Provided records:
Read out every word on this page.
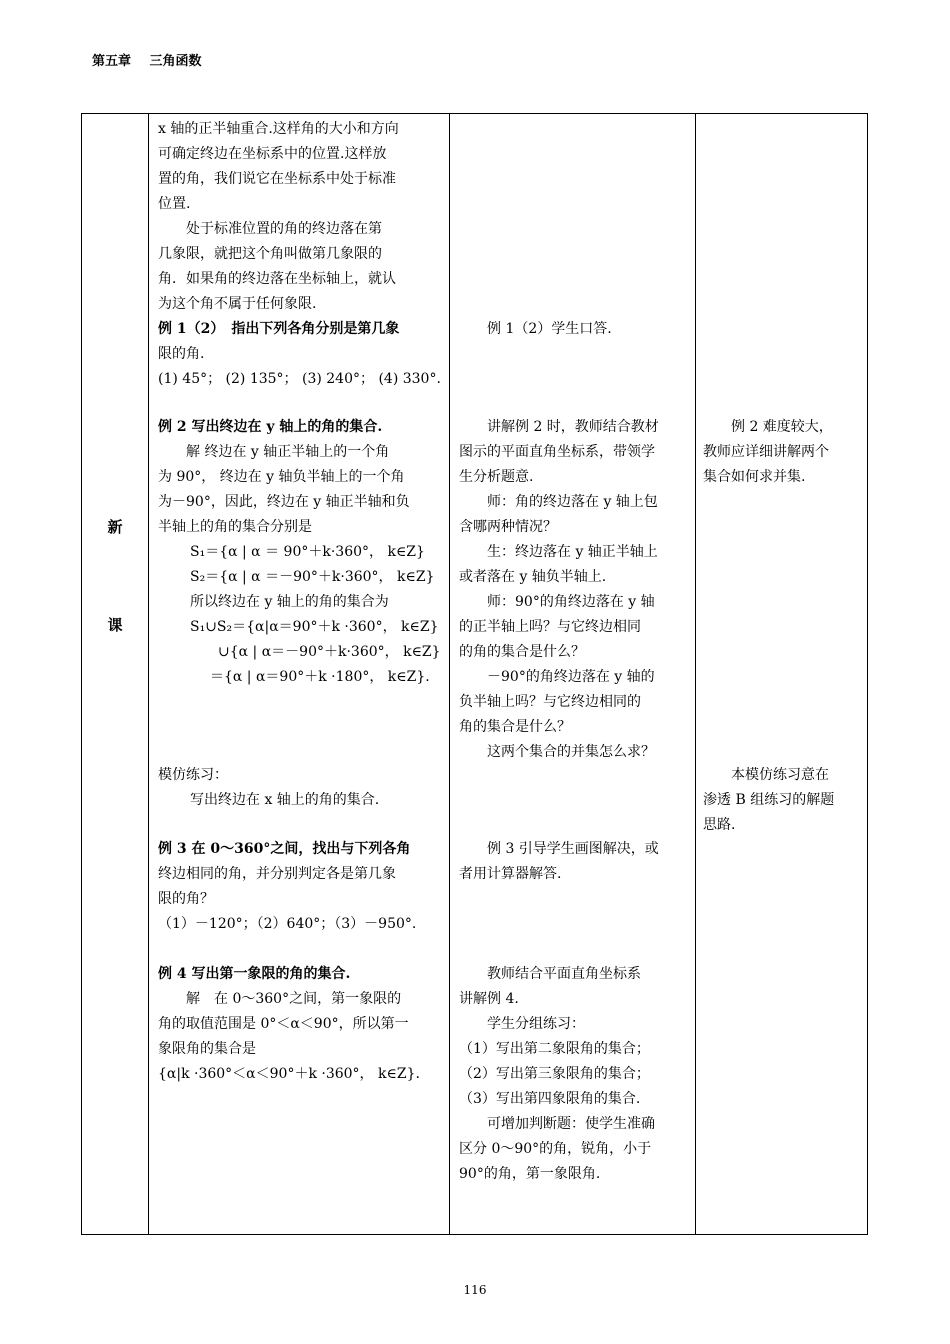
第五章 三角函数
新
课
x 轴的正半轴重合.这样角的大小和方向
可确定终边在坐标系中的位置.这样放
置的角，我们说它在坐标系中处于标准
位置.
　　处于标准位置的角的终边落在第
几象限，就把这个角叫做第几象限的
角．如果角的终边落在坐标轴上，就认
为这个角不属于任何象限.
例 1（2）　指出下列各角分别是第几象
限的角.
(1) 45°； (2) 135°； (3) 240°； (4) 330°.
例 2 写出终边在 y 轴上的角的集合.
　　解 终边在 y 轴正半轴上的一个角
为 90°， 终边在 y 轴负半轴上的一个角
为－90°，因此，终边在 y 轴正半轴和负
半轴上的角的集合分别是
S₁＝{α | α ＝ 90°＋k·360°， k∈Z}
S₂＝{α | α ＝－90°＋k·360°， k∈Z}
所以终边在 y 轴上的角的集合为
S₁∪S₂＝{α|α＝90°＋k ·360°， k∈Z}
∪{α | α＝－90°＋k·360°， k∈Z}
＝{α | α＝90°＋k ·180°， k∈Z}.
模仿练习：
写出终边在 x 轴上的角的集合.
例 3 在 0～360°之间，找出与下列各角
终边相同的角，并分别判定各是第几象
限的角？
（1）－120°；（2）640°；（3）－950°.
例 4 写出第一象限的角的集合.
　　解　在 0～360°之间，第一象限的
角的取值范围是 0°＜α＜90°，所以第一
象限角的集合是
{α|k ·360°＜α＜90°＋k ·360°， k∈Z}.
　　例 1（2）学生口答.
　　讲解例 2 时，教师结合教材
图示的平面直角坐标系，带领学
生分析题意.
　　师：角的终边落在 y 轴上包
含哪两种情况？
　　生：终边落在 y 轴正半轴上
或者落在 y 轴负半轴上.
　　师：90°的角终边落在 y 轴
的正半轴上吗？与它终边相同
的角的集合是什么？
　　－90°的角终边落在 y 轴的
负半轴上吗？与它终边相同的
角的集合是什么？
　　这两个集合的并集怎么求？
　　例 3 引导学生画图解决，或
者用计算器解答.
　　教师结合平面直角坐标系
讲解例 4.
　　学生分组练习：
（1）写出第二象限角的集合；
（2）写出第三象限角的集合；
（3）写出第四象限角的集合.
　　可增加判断题：使学生准确
区分 0～90°的角，锐角，小于
90°的角，第一象限角.
　　例 2 难度较大，
教师应详细讲解两个
集合如何求并集.
　　本模仿练习意在
渗透 B 组练习的解题
思路.
116
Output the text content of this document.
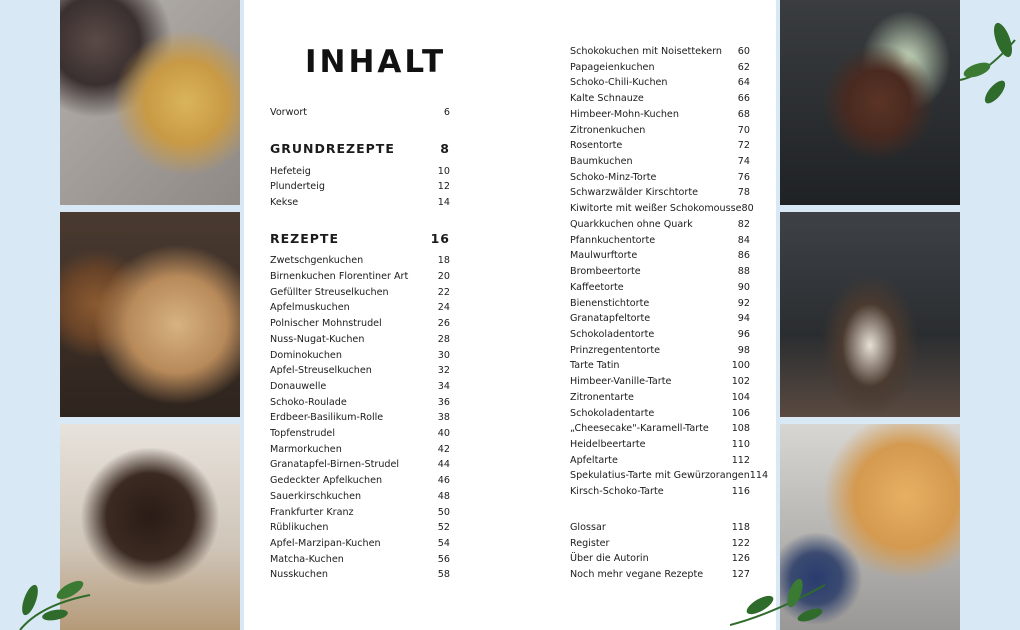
INHALT
Vorwort	6
GRUNDREZEPTE	8
Hefeteig	10
Plunderteig	12
Kekse	14
REZEPTE	16
Zwetschgenkuchen	18
Birnenkuchen Florentiner Art	20
Gefüllter Streuselkuchen	22
Apfelmuskuchen	24
Polnischer Mohnstrudel	26
Nuss-Nugat-Kuchen	28
Dominokuchen	30
Apfel-Streuselkuchen	32
Donauwelle	34
Schoko-Roulade	36
Erdbeer-Basilikum-Rolle	38
Topfenstrudel	40
Marmorkuchen	42
Granatapfel-Birnen-Strudel	44
Gedeckter Apfelkuchen	46
Sauerkirschkuchen	48
Frankfurter Kranz	50
Rüblikuchen	52
Apfel-Marzipan-Kuchen	54
Matcha-Kuchen	56
Nusskuchen	58
Schokokuchen mit Noisettekern 60
Papageienkuchen	62
Schoko-Chili-Kuchen	64
Kalte Schnauze	66
Himbeer-Mohn-Kuchen	68
Zitronenkuchen	70
Rosentorte	72
Baumkuchen	74
Schoko-Minz-Torte	76
Schwarzwälder Kirschtorte	78
Kiwitorte mit weißer Schokomousse 80
Quarkkuchen ohne Quark	82
Pfannkuchentorte	84
Maulwurftorte	86
Brombeertorte	88
Kaffeetorte	90
Bienenstichtorte	92
Granatapfeltorte	94
Schokoladentorte	96
Prinzregententorte	98
Tarte Tatin	100
Himbeer-Vanille-Tarte	102
Zitronentarte	104
Schokoladentarte	106
„Cheesecake"-Karamell-Tarte 108
Heidelbeertarte	110
Apfeltarte	112
Spekulatius-Tarte mit Gewürzorangen 114
Kirsch-Schoko-Tarte	116
Glossar	118
Register	122
Über die Autorin	126
Noch mehr vegane Rezepte	127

Given exercise:
Go through the material above and print all of it exactly, except the pictures.

Output below:
Read out every word on this page.
第五章 三角函数
新
课
x 轴的正半轴重合.这样角的大小和方向
可确定终边在坐标系中的位置.这样放
置的角，我们说它在坐标系中处于标准
位置.
　　处于标准位置的角的终边落在第
几象限，就把这个角叫做第几象限的
角．如果角的终边落在坐标轴上，就认
为这个角不属于任何象限.
例 1（2）　指出下列各角分别是第几象
限的角.
(1) 45°； (2) 135°； (3) 240°； (4) 330°.
例 2 写出终边在 y 轴上的角的集合.
　　解 终边在 y 轴正半轴上的一个角
为 90°， 终边在 y 轴负半轴上的一个角
为－90°，因此，终边在 y 轴正半轴和负
半轴上的角的集合分别是
S₁＝{α | α ＝ 90°＋k·360°， k∈Z}
S₂＝{α | α ＝－90°＋k·360°， k∈Z}
所以终边在 y 轴上的角的集合为
S₁∪S₂＝{α|α＝90°＋k ·360°， k∈Z}
∪{α | α＝－90°＋k·360°， k∈Z}
＝{α | α＝90°＋k ·180°， k∈Z}.
模仿练习：
写出终边在 x 轴上的角的集合.
例 3 在 0～360°之间，找出与下列各角
终边相同的角，并分别判定各是第几象
限的角？
（1）－120°；（2）640°；（3）－950°.
例 4 写出第一象限的角的集合.
　　解　在 0～360°之间，第一象限的
角的取值范围是 0°＜α＜90°，所以第一
象限角的集合是
{α|k ·360°＜α＜90°＋k ·360°， k∈Z}.
　　例 1（2）学生口答.
　　讲解例 2 时，教师结合教材
图示的平面直角坐标系，带领学
生分析题意.
　　师：角的终边落在 y 轴上包
含哪两种情况？
　　生：终边落在 y 轴正半轴上
或者落在 y 轴负半轴上.
　　师：90°的角终边落在 y 轴
的正半轴上吗？与它终边相同
的角的集合是什么？
　　－90°的角终边落在 y 轴的
负半轴上吗？与它终边相同的
角的集合是什么？
　　这两个集合的并集怎么求？
　　例 3 引导学生画图解决，或
者用计算器解答.
　　教师结合平面直角坐标系
讲解例 4.
　　学生分组练习：
（1）写出第二象限角的集合；
（2）写出第三象限角的集合；
（3）写出第四象限角的集合.
　　可增加判断题：使学生准确
区分 0～90°的角，锐角，小于
90°的角，第一象限角.
　　例 2 难度较大，
教师应详细讲解两个
集合如何求并集.
　　本模仿练习意在
渗透 B 组练习的解题
思路.
116
Output the text content of this document.
INHALT
Vorwort	6
GRUNDREZEPTE	8
Hefeteig	10
Plunderteig	12
Kekse	14
REZEPTE	16
Zwetschgenkuchen	18
Birnenkuchen Florentiner Art	20
Gefüllter Streuselkuchen	22
Apfelmuskuchen	24
Polnischer Mohnstrudel	26
Nuss-Nugat-Kuchen	28
Dominokuchen	30
Apfel-Streuselkuchen	32
Donauwelle	34
Schoko-Roulade	36
Erdbeer-Basilikum-Rolle	38
Topfenstrudel	40
Marmorkuchen	42
Granatapfel-Birnen-Strudel	44
Gedeckter Apfelkuchen	46
Sauerkirschkuchen	48
Frankfurter Kranz	50
Rüblikuchen	52
Apfel-Marzipan-Kuchen	54
Matcha-Kuchen	56
Nusskuchen	58
Schokokuchen mit Noisettekern 60
Papageienkuchen	62
Schoko-Chili-Kuchen	64
Kalte Schnauze	66
Himbeer-Mohn-Kuchen	68
Zitronenkuchen	70
Rosentorte	72
Baumkuchen	74
Schoko-Minz-Torte	76
Schwarzwälder Kirschtorte	78
Kiwitorte mit weißer Schokomousse 80
Quarkkuchen ohne Quark	82
Pfannkuchentorte	84
Maulwurftorte	86
Brombeertorte	88
Kaffeetorte	90
Bienenstichtorte	92
Granatapfeltorte	94
Schokoladentorte	96
Prinzregententorte	98
Tarte Tatin	100
Himbeer-Vanille-Tarte	102
Zitronentarte	104
Schokoladentarte	106
„Cheesecake"-Karamell-Tarte 108
Heidelbeertarte	110
Apfeltarte	112
Spekulatius-Tarte mit Gewürzorangen 114
Kirsch-Schoko-Tarte	116
Glossar	118
Register	122
Über die Autorin	126
Noch mehr vegane Rezepte	127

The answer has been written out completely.